■ What the task requires ■
Repeat the lines that follow, leaving nothing out.

[Records from a data source]
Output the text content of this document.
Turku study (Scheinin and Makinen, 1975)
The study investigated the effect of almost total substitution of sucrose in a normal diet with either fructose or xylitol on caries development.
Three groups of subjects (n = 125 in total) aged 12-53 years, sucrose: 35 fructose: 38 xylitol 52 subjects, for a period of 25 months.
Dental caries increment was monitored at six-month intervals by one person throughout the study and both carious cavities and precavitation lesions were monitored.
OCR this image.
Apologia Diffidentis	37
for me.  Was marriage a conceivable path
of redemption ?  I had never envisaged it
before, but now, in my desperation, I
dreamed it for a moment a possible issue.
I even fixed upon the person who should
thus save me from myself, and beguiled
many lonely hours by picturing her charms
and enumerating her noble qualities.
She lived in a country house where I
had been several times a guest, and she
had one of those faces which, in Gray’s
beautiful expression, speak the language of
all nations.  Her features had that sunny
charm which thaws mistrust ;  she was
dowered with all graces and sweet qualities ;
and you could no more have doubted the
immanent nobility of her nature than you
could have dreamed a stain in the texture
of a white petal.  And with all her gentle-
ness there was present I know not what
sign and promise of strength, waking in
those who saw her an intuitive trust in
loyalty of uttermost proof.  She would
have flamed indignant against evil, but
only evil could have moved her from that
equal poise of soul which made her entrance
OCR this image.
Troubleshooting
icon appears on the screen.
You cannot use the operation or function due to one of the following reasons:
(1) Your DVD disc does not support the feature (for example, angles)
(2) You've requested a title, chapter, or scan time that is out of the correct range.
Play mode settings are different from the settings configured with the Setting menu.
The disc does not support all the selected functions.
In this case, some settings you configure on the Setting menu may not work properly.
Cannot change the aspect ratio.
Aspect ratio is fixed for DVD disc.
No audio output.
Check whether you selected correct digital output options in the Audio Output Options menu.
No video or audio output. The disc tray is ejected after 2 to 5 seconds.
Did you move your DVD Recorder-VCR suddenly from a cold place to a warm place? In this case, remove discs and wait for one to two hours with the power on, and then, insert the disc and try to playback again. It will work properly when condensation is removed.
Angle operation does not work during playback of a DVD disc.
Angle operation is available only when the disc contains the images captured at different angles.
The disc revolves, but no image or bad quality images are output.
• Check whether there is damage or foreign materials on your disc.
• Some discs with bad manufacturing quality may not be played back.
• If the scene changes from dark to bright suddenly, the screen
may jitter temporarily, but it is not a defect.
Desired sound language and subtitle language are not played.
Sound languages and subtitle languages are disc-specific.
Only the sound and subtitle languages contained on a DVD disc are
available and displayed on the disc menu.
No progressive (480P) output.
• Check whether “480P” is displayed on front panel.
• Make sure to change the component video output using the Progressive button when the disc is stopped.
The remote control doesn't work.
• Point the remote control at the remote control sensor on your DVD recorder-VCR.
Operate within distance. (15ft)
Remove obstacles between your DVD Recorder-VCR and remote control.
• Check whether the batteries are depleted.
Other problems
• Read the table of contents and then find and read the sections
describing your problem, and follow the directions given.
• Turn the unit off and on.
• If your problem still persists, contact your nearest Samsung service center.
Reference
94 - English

■ Task answer ■
Output the text content of this document.
Turku study (Scheinin and Makinen, 1975)
The study investigated the effect of almost total substitution of sucrose in a normal diet with either fructose or xylitol on caries development.
Three groups of subjects (n = 125 in total) aged 12-53 years, sucrose: 35 fructose: 38 xylitol 52 subjects, for a period of 25 months.
Dental caries increment was monitored at six-month intervals by one person throughout the study and both carious cavities and precavitation lesions were monitored.
OCR this image.
Apologia Diffidentis	37
for me.  Was marriage a conceivable path
of redemption ?  I had never envisaged it
before, but now, in my desperation, I
dreamed it for a moment a possible issue.
I even fixed upon the person who should
thus save me from myself, and beguiled
many lonely hours by picturing her charms
and enumerating her noble qualities.
She lived in a country house where I
had been several times a guest, and she
had one of those faces which, in Gray’s
beautiful expression, speak the language of
all nations.  Her features had that sunny
charm which thaws mistrust ;  she was
dowered with all graces and sweet qualities ;
and you could no more have doubted the
immanent nobility of her nature than you
could have dreamed a stain in the texture
of a white petal.  And with all her gentle-
ness there was present I know not what
sign and promise of strength, waking in
those who saw her an intuitive trust in
loyalty of uttermost proof.  She would
have flamed indignant against evil, but
only evil could have moved her from that
equal poise of soul which made her entrance
OCR this image.
Troubleshooting
icon appears on the screen.
You cannot use the operation or function due to one of the following reasons:
(1) Your DVD disc does not support the feature (for example, angles)
(2) You've requested a title, chapter, or scan time that is out of the correct range.
Play mode settings are different from the settings configured with the Setting menu.
The disc does not support all the selected functions.
In this case, some settings you configure on the Setting menu may not work properly.
Cannot change the aspect ratio.
Aspect ratio is fixed for DVD disc.
No audio output.
Check whether you selected correct digital output options in the Audio Output Options menu.
No video or audio output. The disc tray is ejected after 2 to 5 seconds.
Did you move your DVD Recorder-VCR suddenly from a cold place to a warm place? In this case, remove discs and wait for one to two hours with the power on, and then, insert the disc and try to playback again. It will work properly when condensation is removed.
Angle operation does not work during playback of a DVD disc.
Angle operation is available only when the disc contains the images captured at different angles.
The disc revolves, but no image or bad quality images are output.
• Check whether there is damage or foreign materials on your disc.
• Some discs with bad manufacturing quality may not be played back.
• If the scene changes from dark to bright suddenly, the screen
may jitter temporarily, but it is not a defect.
Desired sound language and subtitle language are not played.
Sound languages and subtitle languages are disc-specific.
Only the sound and subtitle languages contained on a DVD disc are
available and displayed on the disc menu.
No progressive (480P) output.
• Check whether “480P” is displayed on front panel.
• Make sure to change the component video output using the Progressive button when the disc is stopped.
The remote control doesn't work.
• Point the remote control at the remote control sensor on your DVD recorder-VCR.
Operate within distance. (15ft)
Remove obstacles between your DVD Recorder-VCR and remote control.
• Check whether the batteries are depleted.
Other problems
• Read the table of contents and then find and read the sections
describing your problem, and follow the directions given.
• Turn the unit off and on.
• If your problem still persists, contact your nearest Samsung service center.
Reference
94 - English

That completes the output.